• EXCERPTED DATA
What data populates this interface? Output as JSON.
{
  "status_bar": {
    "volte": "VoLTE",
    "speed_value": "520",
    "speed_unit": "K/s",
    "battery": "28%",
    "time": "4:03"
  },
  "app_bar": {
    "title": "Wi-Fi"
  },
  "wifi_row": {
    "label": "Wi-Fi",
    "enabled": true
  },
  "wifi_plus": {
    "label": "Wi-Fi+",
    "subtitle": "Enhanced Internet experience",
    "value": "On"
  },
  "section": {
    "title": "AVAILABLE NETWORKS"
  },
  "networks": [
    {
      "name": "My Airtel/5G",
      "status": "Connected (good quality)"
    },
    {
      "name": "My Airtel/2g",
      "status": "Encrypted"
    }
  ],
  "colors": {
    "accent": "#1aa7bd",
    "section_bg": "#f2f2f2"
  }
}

• WHAT THIS TASK INVOLVES
Output an exact copy of each record.

• FINISHED EXERCISE
What data populates this interface? Output as JSON.
{
  "status_bar": {
    "volte": "VoLTE",
    "speed_value": "520",
    "speed_unit": "K/s",
    "battery": "28%",
    "time": "4:03"
  },
  "app_bar": {
    "title": "Wi-Fi"
  },
  "wifi_row": {
    "label": "Wi-Fi",
    "enabled": true
  },
  "wifi_plus": {
    "label": "Wi-Fi+",
    "subtitle": "Enhanced Internet experience",
    "value": "On"
  },
  "section": {
    "title": "AVAILABLE NETWORKS"
  },
  "networks": [
    {
      "name": "My Airtel/5G",
      "status": "Connected (good quality)"
    },
    {
      "name": "My Airtel/2g",
      "status": "Encrypted"
    }
  ],
  "colors": {
    "accent": "#1aa7bd",
    "section_bg": "#f2f2f2"
  }
}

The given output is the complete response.